Begin

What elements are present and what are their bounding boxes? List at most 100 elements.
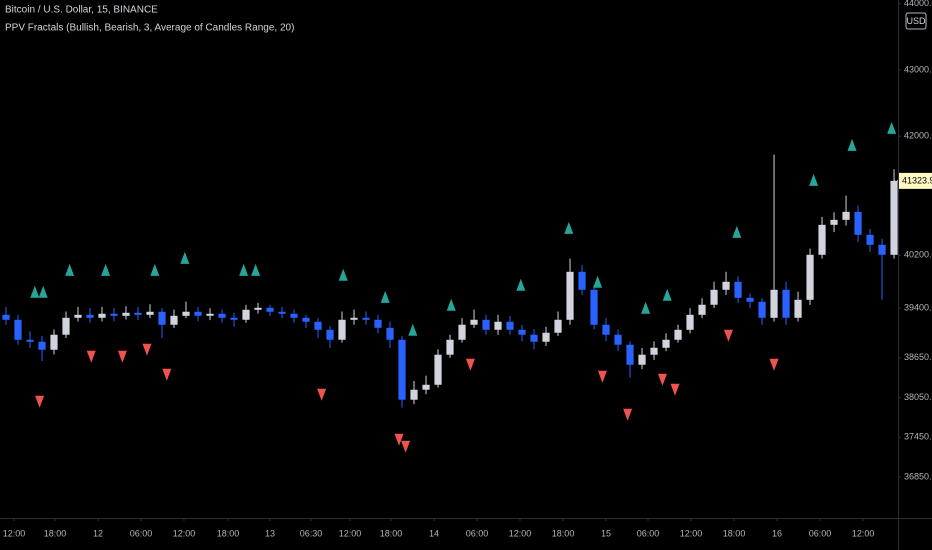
candle-body <box>806 254 814 300</box>
candle-body <box>626 344 634 365</box>
y-tick-label: 37450.00 <box>904 432 932 442</box>
candle-body <box>770 289 778 318</box>
candle-body <box>374 319 382 328</box>
currency-box[interactable] <box>905 12 927 30</box>
x-tick-label: 12:00 <box>509 528 532 538</box>
x-tick-label: 12 <box>93 528 103 538</box>
candle-body <box>494 321 502 330</box>
fractal-up <box>809 173 819 186</box>
fractal-down <box>162 368 172 381</box>
fractal-up <box>38 285 48 298</box>
candle-body <box>554 319 562 333</box>
candle-body <box>182 311 190 316</box>
fractal-down <box>670 383 680 396</box>
y-tick-label: 38650.00 <box>904 352 932 362</box>
x-tick-label: 18:00 <box>723 528 746 538</box>
y-tick-label: 39400.00 <box>904 303 932 313</box>
x-tick-label: 13 <box>265 528 275 538</box>
y-tick-label: 44000.00 <box>904 0 932 8</box>
candle-body <box>86 314 94 318</box>
fractal-up <box>65 263 75 276</box>
candle-body <box>386 327 394 340</box>
candle-body <box>506 321 514 330</box>
fractal-up <box>516 278 526 291</box>
x-tick-label: 12:00 <box>173 528 196 538</box>
y-tick-label: 38050.00 <box>904 392 932 402</box>
x-tick-label: 15 <box>601 528 611 538</box>
x-tick-label: 06:00 <box>637 528 660 538</box>
fractal-down <box>317 388 327 401</box>
candle-body <box>458 324 466 340</box>
y-tick-label: 40200.00 <box>904 250 932 260</box>
candle-body <box>14 319 22 340</box>
candle-body <box>194 311 202 316</box>
fractal-up <box>239 263 249 276</box>
fractal-down <box>769 358 779 371</box>
fractal-down <box>657 373 667 386</box>
candle-body <box>650 347 658 355</box>
candle-body <box>338 319 346 340</box>
candle-body <box>62 317 70 335</box>
candle-body <box>170 315 178 325</box>
candle-body <box>50 334 58 350</box>
candle-body <box>722 281 730 290</box>
candle-body <box>434 354 442 385</box>
candle-body <box>266 307 274 312</box>
candle-body <box>614 334 622 345</box>
candle-body <box>326 329 334 340</box>
candle-body <box>446 339 454 355</box>
fractal-down <box>597 370 607 383</box>
candle-body <box>254 307 262 310</box>
fractal-up <box>180 251 190 264</box>
candle-body <box>602 324 610 335</box>
fractal-up <box>593 275 603 288</box>
candle-body <box>686 314 694 330</box>
fractal-up <box>380 290 390 303</box>
x-tick-label: 06:00 <box>809 528 832 538</box>
chart-title: Bitcoin / U.S. Dollar, 15, BINANCE <box>5 5 158 16</box>
fractal-up <box>251 263 261 276</box>
fractal-up <box>662 288 672 301</box>
candle-body <box>674 329 682 340</box>
x-tick-label: 18:00 <box>552 528 575 538</box>
candle-body <box>890 180 898 255</box>
fractal-up <box>30 285 40 298</box>
candle-body <box>542 332 550 342</box>
candle-body <box>842 211 850 220</box>
y-tick-label: 42000.00 <box>904 131 932 141</box>
candle-body <box>866 234 874 245</box>
candle-body <box>110 313 118 316</box>
candle-body <box>470 319 478 325</box>
candle-body <box>710 289 718 305</box>
candle-body <box>482 319 490 330</box>
fractal-down <box>86 350 96 363</box>
x-tick-label: 06:30 <box>300 528 323 538</box>
candle-body <box>206 313 214 316</box>
fractal-down <box>35 395 45 408</box>
candle-body <box>530 334 538 342</box>
candle-body <box>878 244 886 255</box>
fractal-down <box>623 408 633 421</box>
candle-body <box>98 313 106 318</box>
candle-body <box>26 339 34 342</box>
candle-body <box>146 311 154 315</box>
candle-body <box>218 313 226 318</box>
candle-body <box>314 321 322 330</box>
candle-body <box>794 299 802 318</box>
x-tick-label: 14 <box>429 528 439 538</box>
candle-body <box>830 219 838 225</box>
fractal-up <box>150 263 160 276</box>
candle-body <box>818 224 826 255</box>
candle-body <box>518 329 526 335</box>
candle-body <box>350 317 358 320</box>
fractal-down <box>723 329 733 342</box>
candle-body <box>230 317 238 320</box>
candle-body <box>590 289 598 325</box>
candle-body <box>158 311 166 325</box>
x-tick-label: 18:00 <box>380 528 403 538</box>
x-tick-label: 12:00 <box>339 528 362 538</box>
fractal-up <box>101 263 111 276</box>
fractal-down <box>465 358 475 371</box>
candle-body <box>758 301 766 318</box>
currency[interactable]: USD <box>906 16 926 26</box>
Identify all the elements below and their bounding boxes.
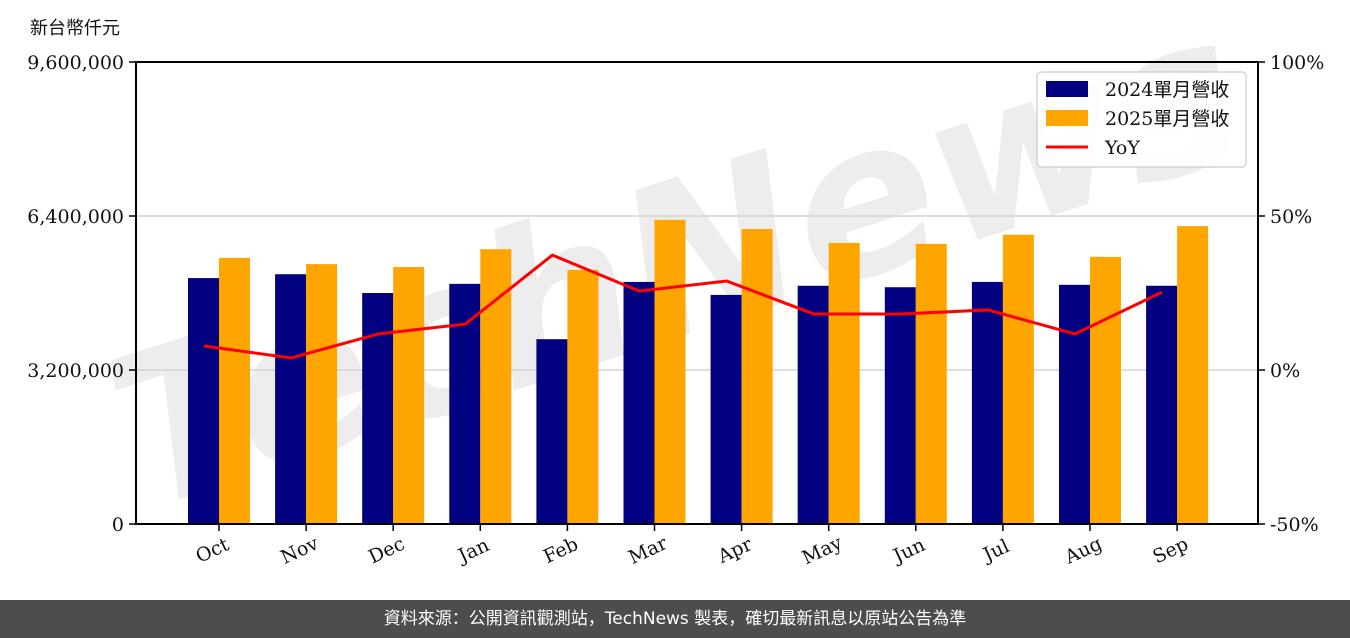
source-footer: 資料來源：公開資訊觀測站，TechNews 製表，確切最新訊息以原站公告為準 <box>0 600 1350 638</box>
y2-tick-label: -50% <box>1270 514 1319 536</box>
legend-label: 2024單月營收 <box>1105 79 1229 101</box>
x-tick-label: Jun <box>888 534 928 568</box>
bar-2024 <box>362 293 394 524</box>
bar-2025 <box>741 228 773 524</box>
bar-2025 <box>1090 256 1121 524</box>
bar-2024 <box>536 339 568 524</box>
legend-label: YoY <box>1104 137 1140 159</box>
y-tick-label: 9,600,000 <box>27 52 124 74</box>
bar-2024 <box>1059 284 1090 524</box>
x-tick-label: Nov <box>277 532 322 568</box>
x-tick-label: Dec <box>365 533 408 569</box>
bar-2025 <box>828 242 860 524</box>
x-tick-label: Feb <box>540 533 582 568</box>
yoy-line <box>203 253 1163 360</box>
legend-swatch <box>1046 81 1088 97</box>
y-tick-label: 0 <box>112 514 124 536</box>
y2-tick-label: 0% <box>1270 360 1300 382</box>
legend-swatch <box>1046 110 1088 126</box>
plot-frame <box>135 61 1259 525</box>
x-tick-label: Mar <box>625 532 671 569</box>
y-tick-label: 6,400,000 <box>27 206 124 228</box>
x-tick-label: Apr <box>714 533 757 569</box>
bar-2025 <box>219 257 250 524</box>
bar-2025 <box>393 267 425 524</box>
bar-2025 <box>1002 234 1034 525</box>
bar-2025 <box>915 243 947 524</box>
bar-2024 <box>275 274 307 524</box>
bar-2024 <box>884 287 916 524</box>
bar-2024 <box>188 278 219 524</box>
bar-2025 <box>1177 226 1209 524</box>
bar-2024 <box>449 283 481 524</box>
y-tick-label: 3,200,000 <box>27 360 124 382</box>
bar-2024 <box>797 285 829 524</box>
legend-label: 2025單月營收 <box>1105 108 1229 130</box>
y2-tick-label: 50% <box>1270 206 1312 228</box>
x-tick-label: Aug <box>1061 533 1106 569</box>
bar-2024 <box>623 281 655 524</box>
y-axis-unit-label: 新台幣仟元 <box>30 18 120 39</box>
bar-2025 <box>480 249 512 525</box>
bar-2025 <box>567 269 599 524</box>
legend <box>1036 71 1247 168</box>
bar-2025 <box>654 219 686 524</box>
x-tick-label: May <box>799 532 846 570</box>
y2-tick-label: 100% <box>1270 52 1324 74</box>
x-tick-label: Jan <box>453 534 492 568</box>
bar-2024 <box>971 281 1003 524</box>
x-tick-label: Sep <box>1149 533 1191 568</box>
bar-2024 <box>710 294 742 524</box>
bar-2025 <box>306 264 338 524</box>
bar-2024 <box>1146 285 1178 524</box>
x-tick-label: Jul <box>978 535 1013 567</box>
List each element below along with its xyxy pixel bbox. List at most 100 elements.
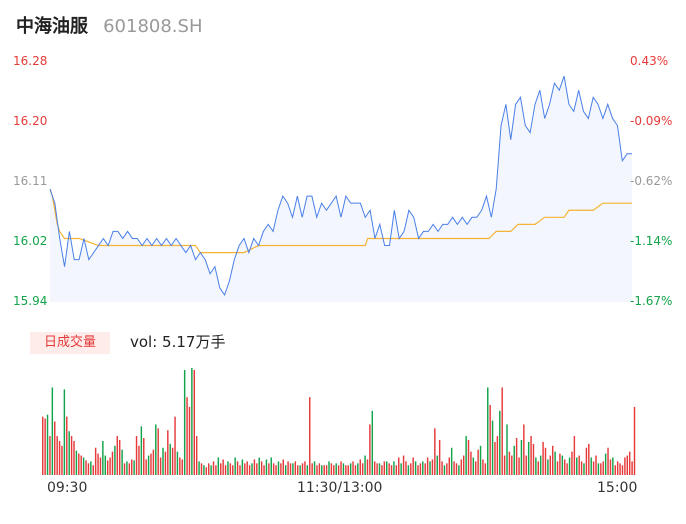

End

Objective: Quote every line of the entries above word for word, leaving out the pictures.

Reply to the task:
What elements are present and what are their bounding boxes? List at most 100 elements.
candle-body <box>806 254 814 300</box>
candle-body <box>626 344 634 365</box>
y-tick-label: 37450.00 <box>904 432 932 442</box>
candle-body <box>770 289 778 318</box>
candle-body <box>374 319 382 328</box>
currency-box[interactable] <box>905 12 927 30</box>
x-tick-label: 12:00 <box>509 528 532 538</box>
x-tick-label: 12 <box>93 528 103 538</box>
candle-body <box>494 321 502 330</box>
fractal-up <box>809 173 819 186</box>
fractal-down <box>162 368 172 381</box>
fractal-up <box>38 285 48 298</box>
candle-body <box>554 319 562 333</box>
candle-body <box>182 311 190 316</box>
fractal-down <box>670 383 680 396</box>
y-tick-label: 38650.00 <box>904 352 932 362</box>
x-tick-label: 18:00 <box>723 528 746 538</box>
y-tick-label: 39400.00 <box>904 303 932 313</box>
x-tick-label: 13 <box>265 528 275 538</box>
y-tick-label: 44000.00 <box>904 0 932 8</box>
candle-body <box>86 314 94 318</box>
fractal-up <box>65 263 75 276</box>
candle-body <box>386 327 394 340</box>
candle-body <box>506 321 514 330</box>
fractal-up <box>516 278 526 291</box>
x-tick-label: 12:00 <box>173 528 196 538</box>
y-tick-label: 38050.00 <box>904 392 932 402</box>
x-tick-label: 15 <box>601 528 611 538</box>
x-tick-label: 06:00 <box>637 528 660 538</box>
fractal-down <box>317 388 327 401</box>
candle-body <box>458 324 466 340</box>
y-tick-label: 40200.00 <box>904 250 932 260</box>
candle-body <box>14 319 22 340</box>
candle-body <box>194 311 202 316</box>
fractal-up <box>239 263 249 276</box>
fractal-down <box>769 358 779 371</box>
fractal-down <box>657 373 667 386</box>
candle-body <box>650 347 658 355</box>
candle-body <box>338 319 346 340</box>
candle-body <box>62 317 70 335</box>
candle-body <box>170 315 178 325</box>
candle-body <box>50 334 58 350</box>
candle-body <box>722 281 730 290</box>
candle-body <box>434 354 442 385</box>
candle-body <box>266 307 274 312</box>
candle-body <box>614 334 622 345</box>
candle-body <box>326 329 334 340</box>
candle-body <box>446 339 454 355</box>
fractal-down <box>597 370 607 383</box>
candle-body <box>254 307 262 310</box>
fractal-up <box>180 251 190 264</box>
candle-body <box>602 324 610 335</box>
fractal-up <box>593 275 603 288</box>
candle-body <box>686 314 694 330</box>
fractal-up <box>380 290 390 303</box>
x-tick-label: 06:00 <box>809 528 832 538</box>
chart-title: Bitcoin / U.S. Dollar, 15, BINANCE <box>5 5 158 16</box>
fractal-up <box>251 263 261 276</box>
fractal-up <box>662 288 672 301</box>
candle-body <box>674 329 682 340</box>
x-tick-label: 18:00 <box>552 528 575 538</box>
candle-body <box>890 180 898 255</box>
fractal-up <box>30 285 40 298</box>
candle-body <box>542 332 550 342</box>
candle-body <box>842 211 850 220</box>
y-tick-label: 42000.00 <box>904 131 932 141</box>
candle-body <box>866 234 874 245</box>
candle-body <box>110 313 118 316</box>
candle-body <box>470 319 478 325</box>
candle-body <box>710 289 718 305</box>
candle-body <box>482 319 490 330</box>
fractal-down <box>86 350 96 363</box>
x-tick-label: 06:30 <box>300 528 323 538</box>
candle-body <box>206 313 214 316</box>
fractal-down <box>35 395 45 408</box>
candle-body <box>530 334 538 342</box>
candle-body <box>878 244 886 255</box>
fractal-down <box>623 408 633 421</box>
candle-body <box>98 313 106 318</box>
candle-body <box>26 339 34 342</box>
candle-body <box>146 311 154 315</box>
candle-body <box>218 313 226 318</box>
candle-body <box>314 321 322 330</box>
candle-body <box>794 299 802 318</box>
x-tick-label: 14 <box>429 528 439 538</box>
candle-body <box>830 219 838 225</box>
fractal-up <box>150 263 160 276</box>
candle-body <box>818 224 826 255</box>
candle-body <box>518 329 526 335</box>
candle-body <box>350 317 358 320</box>
fractal-down <box>723 329 733 342</box>
candle-body <box>230 317 238 320</box>
candle-body <box>590 289 598 325</box>
candle-body <box>158 311 166 325</box>
x-tick-label: 18:00 <box>380 528 403 538</box>
x-tick-label: 12:00 <box>339 528 362 538</box>
fractal-up <box>101 263 111 276</box>
fractal-down <box>465 358 475 371</box>
candle-body <box>758 301 766 318</box>
currency[interactable]: USD <box>906 16 926 26</box>
Identify all the elements below and their bounding boxes.
source-footer: 資料來源：公開資訊觀測站，TechNews 製表，確切最新訊息以原站公告為準 <box>0 600 1350 638</box>
y2-tick-label: -50% <box>1270 514 1319 536</box>
legend-label: 2024單月營收 <box>1105 79 1229 101</box>
x-tick-label: Jun <box>888 534 928 568</box>
bar-2024 <box>362 293 394 524</box>
bar-2025 <box>741 228 773 524</box>
bar-2025 <box>1090 256 1121 524</box>
bar-2024 <box>536 339 568 524</box>
legend-label: YoY <box>1104 137 1140 159</box>
y-tick-label: 9,600,000 <box>27 52 124 74</box>
bar-2024 <box>1059 284 1090 524</box>
x-tick-label: Nov <box>277 532 322 568</box>
x-tick-label: Dec <box>365 533 408 569</box>
bar-2025 <box>828 242 860 524</box>
x-tick-label: Feb <box>540 533 582 568</box>
yoy-line <box>203 253 1163 360</box>
legend-swatch <box>1046 81 1088 97</box>
y-tick-label: 0 <box>112 514 124 536</box>
y2-tick-label: 0% <box>1270 360 1300 382</box>
legend-swatch <box>1046 110 1088 126</box>
plot-frame <box>135 61 1259 525</box>
x-tick-label: Mar <box>625 532 671 569</box>
y-tick-label: 6,400,000 <box>27 206 124 228</box>
x-tick-label: Apr <box>714 533 757 569</box>
bar-2025 <box>219 257 250 524</box>
bar-2025 <box>393 267 425 524</box>
bar-2025 <box>1002 234 1034 525</box>
bar-2025 <box>915 243 947 524</box>
bar-2024 <box>275 274 307 524</box>
bar-2024 <box>884 287 916 524</box>
bar-2024 <box>188 278 219 524</box>
bar-2025 <box>1177 226 1209 524</box>
bar-2024 <box>449 283 481 524</box>
y-tick-label: 3,200,000 <box>27 360 124 382</box>
bar-2024 <box>797 285 829 524</box>
legend-label: 2025單月營收 <box>1105 108 1229 130</box>
y2-tick-label: 50% <box>1270 206 1312 228</box>
x-tick-label: Aug <box>1061 533 1106 569</box>
bar-2024 <box>623 281 655 524</box>
y-axis-unit-label: 新台幣仟元 <box>30 18 120 39</box>
bar-2025 <box>480 249 512 525</box>
bar-2025 <box>567 269 599 524</box>
legend <box>1036 71 1247 168</box>
bar-2025 <box>654 219 686 524</box>
x-tick-label: May <box>799 532 846 570</box>
y2-tick-label: 100% <box>1270 52 1324 74</box>
x-tick-label: Jan <box>453 534 492 568</box>
bar-2024 <box>971 281 1003 524</box>
x-tick-label: Sep <box>1149 533 1191 568</box>
bar-2024 <box>710 294 742 524</box>
bar-2025 <box>306 264 338 524</box>
bar-2024 <box>1146 285 1178 524</box>
x-tick-label: Jul <box>978 535 1013 567</box>
List each element below along with its xyxy pixel bbox. List at most 100 elements.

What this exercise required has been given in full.